>> START

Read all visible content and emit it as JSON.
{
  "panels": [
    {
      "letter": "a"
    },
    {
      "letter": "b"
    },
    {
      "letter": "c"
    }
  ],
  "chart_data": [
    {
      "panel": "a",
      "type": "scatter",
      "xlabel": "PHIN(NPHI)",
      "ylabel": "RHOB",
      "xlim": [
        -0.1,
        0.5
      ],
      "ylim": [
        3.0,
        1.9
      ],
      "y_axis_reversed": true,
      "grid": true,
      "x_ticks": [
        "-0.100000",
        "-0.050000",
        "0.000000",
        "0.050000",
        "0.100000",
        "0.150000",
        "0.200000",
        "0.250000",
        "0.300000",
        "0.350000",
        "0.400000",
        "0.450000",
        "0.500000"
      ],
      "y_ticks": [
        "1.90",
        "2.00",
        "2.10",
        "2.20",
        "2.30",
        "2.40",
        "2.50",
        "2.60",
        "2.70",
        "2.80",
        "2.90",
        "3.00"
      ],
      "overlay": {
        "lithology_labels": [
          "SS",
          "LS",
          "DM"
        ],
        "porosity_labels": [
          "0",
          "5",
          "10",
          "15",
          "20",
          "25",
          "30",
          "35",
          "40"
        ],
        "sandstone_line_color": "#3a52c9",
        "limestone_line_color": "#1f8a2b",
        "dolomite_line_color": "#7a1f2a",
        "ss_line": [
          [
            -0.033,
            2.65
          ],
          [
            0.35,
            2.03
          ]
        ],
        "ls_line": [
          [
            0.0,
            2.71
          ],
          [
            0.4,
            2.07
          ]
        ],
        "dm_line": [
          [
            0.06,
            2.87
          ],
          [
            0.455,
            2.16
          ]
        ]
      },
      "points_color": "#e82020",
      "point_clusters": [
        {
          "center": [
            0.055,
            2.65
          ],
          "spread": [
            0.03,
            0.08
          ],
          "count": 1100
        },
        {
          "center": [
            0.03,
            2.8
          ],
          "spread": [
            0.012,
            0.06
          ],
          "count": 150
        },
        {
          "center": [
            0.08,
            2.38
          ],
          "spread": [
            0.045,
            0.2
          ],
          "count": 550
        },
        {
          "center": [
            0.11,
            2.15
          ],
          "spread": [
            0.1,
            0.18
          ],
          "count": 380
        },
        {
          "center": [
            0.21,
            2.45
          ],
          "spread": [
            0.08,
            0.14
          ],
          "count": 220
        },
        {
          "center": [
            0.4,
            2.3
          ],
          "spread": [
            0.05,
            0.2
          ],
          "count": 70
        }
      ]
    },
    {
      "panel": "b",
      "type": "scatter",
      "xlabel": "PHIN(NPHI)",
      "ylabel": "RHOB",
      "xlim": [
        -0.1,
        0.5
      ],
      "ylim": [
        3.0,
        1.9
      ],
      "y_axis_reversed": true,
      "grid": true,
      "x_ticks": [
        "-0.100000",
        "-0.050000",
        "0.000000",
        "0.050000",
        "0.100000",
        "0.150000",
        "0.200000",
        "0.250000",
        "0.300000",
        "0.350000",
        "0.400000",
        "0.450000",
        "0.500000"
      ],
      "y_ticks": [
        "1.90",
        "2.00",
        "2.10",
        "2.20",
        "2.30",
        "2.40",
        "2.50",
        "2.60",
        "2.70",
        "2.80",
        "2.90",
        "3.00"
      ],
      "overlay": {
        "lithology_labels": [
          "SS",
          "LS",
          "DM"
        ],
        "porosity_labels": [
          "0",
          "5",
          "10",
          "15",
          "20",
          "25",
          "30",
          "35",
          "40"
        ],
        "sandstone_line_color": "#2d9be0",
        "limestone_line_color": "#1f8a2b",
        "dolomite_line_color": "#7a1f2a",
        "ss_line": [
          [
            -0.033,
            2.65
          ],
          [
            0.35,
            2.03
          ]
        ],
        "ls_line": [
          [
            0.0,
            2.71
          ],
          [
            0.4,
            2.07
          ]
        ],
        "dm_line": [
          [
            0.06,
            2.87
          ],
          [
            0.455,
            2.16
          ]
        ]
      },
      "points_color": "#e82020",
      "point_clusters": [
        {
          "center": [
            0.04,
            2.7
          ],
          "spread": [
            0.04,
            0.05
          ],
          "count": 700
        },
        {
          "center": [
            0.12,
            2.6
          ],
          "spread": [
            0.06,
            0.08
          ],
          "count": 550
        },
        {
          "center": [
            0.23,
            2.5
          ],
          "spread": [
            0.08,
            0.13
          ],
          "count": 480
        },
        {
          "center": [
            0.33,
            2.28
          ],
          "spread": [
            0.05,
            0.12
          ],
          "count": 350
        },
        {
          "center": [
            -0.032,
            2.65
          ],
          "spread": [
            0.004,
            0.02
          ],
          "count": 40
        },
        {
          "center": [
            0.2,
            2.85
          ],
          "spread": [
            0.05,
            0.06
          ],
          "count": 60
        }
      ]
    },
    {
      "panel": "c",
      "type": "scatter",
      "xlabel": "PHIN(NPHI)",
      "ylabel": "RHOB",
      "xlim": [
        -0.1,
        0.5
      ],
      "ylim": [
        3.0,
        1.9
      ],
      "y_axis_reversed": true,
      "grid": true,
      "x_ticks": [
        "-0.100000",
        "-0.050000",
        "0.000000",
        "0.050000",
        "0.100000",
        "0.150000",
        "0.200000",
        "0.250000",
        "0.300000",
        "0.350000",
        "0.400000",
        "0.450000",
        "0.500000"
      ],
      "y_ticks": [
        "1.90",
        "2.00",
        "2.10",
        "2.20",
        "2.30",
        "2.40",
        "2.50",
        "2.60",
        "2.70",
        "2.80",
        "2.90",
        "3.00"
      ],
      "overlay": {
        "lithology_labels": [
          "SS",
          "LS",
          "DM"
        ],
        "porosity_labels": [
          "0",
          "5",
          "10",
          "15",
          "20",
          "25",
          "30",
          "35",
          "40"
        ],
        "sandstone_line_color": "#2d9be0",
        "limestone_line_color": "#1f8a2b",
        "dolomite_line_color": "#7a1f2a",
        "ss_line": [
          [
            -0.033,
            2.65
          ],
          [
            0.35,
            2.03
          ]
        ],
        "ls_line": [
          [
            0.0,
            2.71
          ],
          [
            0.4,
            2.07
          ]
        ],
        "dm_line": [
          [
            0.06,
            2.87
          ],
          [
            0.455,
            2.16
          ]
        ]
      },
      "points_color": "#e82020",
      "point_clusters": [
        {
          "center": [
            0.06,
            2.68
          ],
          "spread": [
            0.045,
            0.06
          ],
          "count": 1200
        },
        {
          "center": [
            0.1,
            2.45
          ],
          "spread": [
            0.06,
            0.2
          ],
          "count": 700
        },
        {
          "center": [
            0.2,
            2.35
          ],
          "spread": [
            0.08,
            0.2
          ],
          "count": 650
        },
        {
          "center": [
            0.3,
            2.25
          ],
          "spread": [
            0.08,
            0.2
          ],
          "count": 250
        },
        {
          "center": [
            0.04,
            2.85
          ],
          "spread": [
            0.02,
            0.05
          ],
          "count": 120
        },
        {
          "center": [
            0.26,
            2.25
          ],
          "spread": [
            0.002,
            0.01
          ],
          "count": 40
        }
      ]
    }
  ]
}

>> END

**Your objective:** Restate the whole of the material exactly.

**Written reply:**
Read all visible content and emit it as JSON.
{
  "panels": [
    {
      "letter": "a"
    },
    {
      "letter": "b"
    },
    {
      "letter": "c"
    }
  ],
  "chart_data": [
    {
      "panel": "a",
      "type": "scatter",
      "xlabel": "PHIN(NPHI)",
      "ylabel": "RHOB",
      "xlim": [
        -0.1,
        0.5
      ],
      "ylim": [
        3.0,
        1.9
      ],
      "y_axis_reversed": true,
      "grid": true,
      "x_ticks": [
        "-0.100000",
        "-0.050000",
        "0.000000",
        "0.050000",
        "0.100000",
        "0.150000",
        "0.200000",
        "0.250000",
        "0.300000",
        "0.350000",
        "0.400000",
        "0.450000",
        "0.500000"
      ],
      "y_ticks": [
        "1.90",
        "2.00",
        "2.10",
        "2.20",
        "2.30",
        "2.40",
        "2.50",
        "2.60",
        "2.70",
        "2.80",
        "2.90",
        "3.00"
      ],
      "overlay": {
        "lithology_labels": [
          "SS",
          "LS",
          "DM"
        ],
        "porosity_labels": [
          "0",
          "5",
          "10",
          "15",
          "20",
          "25",
          "30",
          "35",
          "40"
        ],
        "sandstone_line_color": "#3a52c9",
        "limestone_line_color": "#1f8a2b",
        "dolomite_line_color": "#7a1f2a",
        "ss_line": [
          [
            -0.033,
            2.65
          ],
          [
            0.35,
            2.03
          ]
        ],
        "ls_line": [
          [
            0.0,
            2.71
          ],
          [
            0.4,
            2.07
          ]
        ],
        "dm_line": [
          [
            0.06,
            2.87
          ],
          [
            0.455,
            2.16
          ]
        ]
      },
      "points_color": "#e82020",
      "point_clusters": [
        {
          "center": [
            0.055,
            2.65
          ],
          "spread": [
            0.03,
            0.08
          ],
          "count": 1100
        },
        {
          "center": [
            0.03,
            2.8
          ],
          "spread": [
            0.012,
            0.06
          ],
          "count": 150
        },
        {
          "center": [
            0.08,
            2.38
          ],
          "spread": [
            0.045,
            0.2
          ],
          "count": 550
        },
        {
          "center": [
            0.11,
            2.15
          ],
          "spread": [
            0.1,
            0.18
          ],
          "count": 380
        },
        {
          "center": [
            0.21,
            2.45
          ],
          "spread": [
            0.08,
            0.14
          ],
          "count": 220
        },
        {
          "center": [
            0.4,
            2.3
          ],
          "spread": [
            0.05,
            0.2
          ],
          "count": 70
        }
      ]
    },
    {
      "panel": "b",
      "type": "scatter",
      "xlabel": "PHIN(NPHI)",
      "ylabel": "RHOB",
      "xlim": [
        -0.1,
        0.5
      ],
      "ylim": [
        3.0,
        1.9
      ],
      "y_axis_reversed": true,
      "grid": true,
      "x_ticks": [
        "-0.100000",
        "-0.050000",
        "0.000000",
        "0.050000",
        "0.100000",
        "0.150000",
        "0.200000",
        "0.250000",
        "0.300000",
        "0.350000",
        "0.400000",
        "0.450000",
        "0.500000"
      ],
      "y_ticks": [
        "1.90",
        "2.00",
        "2.10",
        "2.20",
        "2.30",
        "2.40",
        "2.50",
        "2.60",
        "2.70",
        "2.80",
        "2.90",
        "3.00"
      ],
      "overlay": {
        "lithology_labels": [
          "SS",
          "LS",
          "DM"
        ],
        "porosity_labels": [
          "0",
          "5",
          "10",
          "15",
          "20",
          "25",
          "30",
          "35",
          "40"
        ],
        "sandstone_line_color": "#2d9be0",
        "limestone_line_color": "#1f8a2b",
        "dolomite_line_color": "#7a1f2a",
        "ss_line": [
          [
            -0.033,
            2.65
          ],
          [
            0.35,
            2.03
          ]
        ],
        "ls_line": [
          [
            0.0,
            2.71
          ],
          [
            0.4,
            2.07
          ]
        ],
        "dm_line": [
          [
            0.06,
            2.87
          ],
          [
            0.455,
            2.16
          ]
        ]
      },
      "points_color": "#e82020",
      "point_clusters": [
        {
          "center": [
            0.04,
            2.7
          ],
          "spread": [
            0.04,
            0.05
          ],
          "count": 700
        },
        {
          "center": [
            0.12,
            2.6
          ],
          "spread": [
            0.06,
            0.08
          ],
          "count": 550
        },
        {
          "center": [
            0.23,
            2.5
          ],
          "spread": [
            0.08,
            0.13
          ],
          "count": 480
        },
        {
          "center": [
            0.33,
            2.28
          ],
          "spread": [
            0.05,
            0.12
          ],
          "count": 350
        },
        {
          "center": [
            -0.032,
            2.65
          ],
          "spread": [
            0.004,
            0.02
          ],
          "count": 40
        },
        {
          "center": [
            0.2,
            2.85
          ],
          "spread": [
            0.05,
            0.06
          ],
          "count": 60
        }
      ]
    },
    {
      "panel": "c",
      "type": "scatter",
      "xlabel": "PHIN(NPHI)",
      "ylabel": "RHOB",
      "xlim": [
        -0.1,
        0.5
      ],
      "ylim": [
        3.0,
        1.9
      ],
      "y_axis_reversed": true,
      "grid": true,
      "x_ticks": [
        "-0.100000",
        "-0.050000",
        "0.000000",
        "0.050000",
        "0.100000",
        "0.150000",
        "0.200000",
        "0.250000",
        "0.300000",
        "0.350000",
        "0.400000",
        "0.450000",
        "0.500000"
      ],
      "y_ticks": [
        "1.90",
        "2.00",
        "2.10",
        "2.20",
        "2.30",
        "2.40",
        "2.50",
        "2.60",
        "2.70",
        "2.80",
        "2.90",
        "3.00"
      ],
      "overlay": {
        "lithology_labels": [
          "SS",
          "LS",
          "DM"
        ],
        "porosity_labels": [
          "0",
          "5",
          "10",
          "15",
          "20",
          "25",
          "30",
          "35",
          "40"
        ],
        "sandstone_line_color": "#2d9be0",
        "limestone_line_color": "#1f8a2b",
        "dolomite_line_color": "#7a1f2a",
        "ss_line": [
          [
            -0.033,
            2.65
          ],
          [
            0.35,
            2.03
          ]
        ],
        "ls_line": [
          [
            0.0,
            2.71
          ],
          [
            0.4,
            2.07
          ]
        ],
        "dm_line": [
          [
            0.06,
            2.87
          ],
          [
            0.455,
            2.16
          ]
        ]
      },
      "points_color": "#e82020",
      "point_clusters": [
        {
          "center": [
            0.06,
            2.68
          ],
          "spread": [
            0.045,
            0.06
          ],
          "count": 1200
        },
        {
          "center": [
            0.1,
            2.45
          ],
          "spread": [
            0.06,
            0.2
          ],
          "count": 700
        },
        {
          "center": [
            0.2,
            2.35
          ],
          "spread": [
            0.08,
            0.2
          ],
          "count": 650
        },
        {
          "center": [
            0.3,
            2.25
          ],
          "spread": [
            0.08,
            0.2
          ],
          "count": 250
        },
        {
          "center": [
            0.04,
            2.85
          ],
          "spread": [
            0.02,
            0.05
          ],
          "count": 120
        },
        {
          "center": [
            0.26,
            2.25
          ],
          "spread": [
            0.002,
            0.01
          ],
          "count": 40
        }
      ]
    }
  ]
}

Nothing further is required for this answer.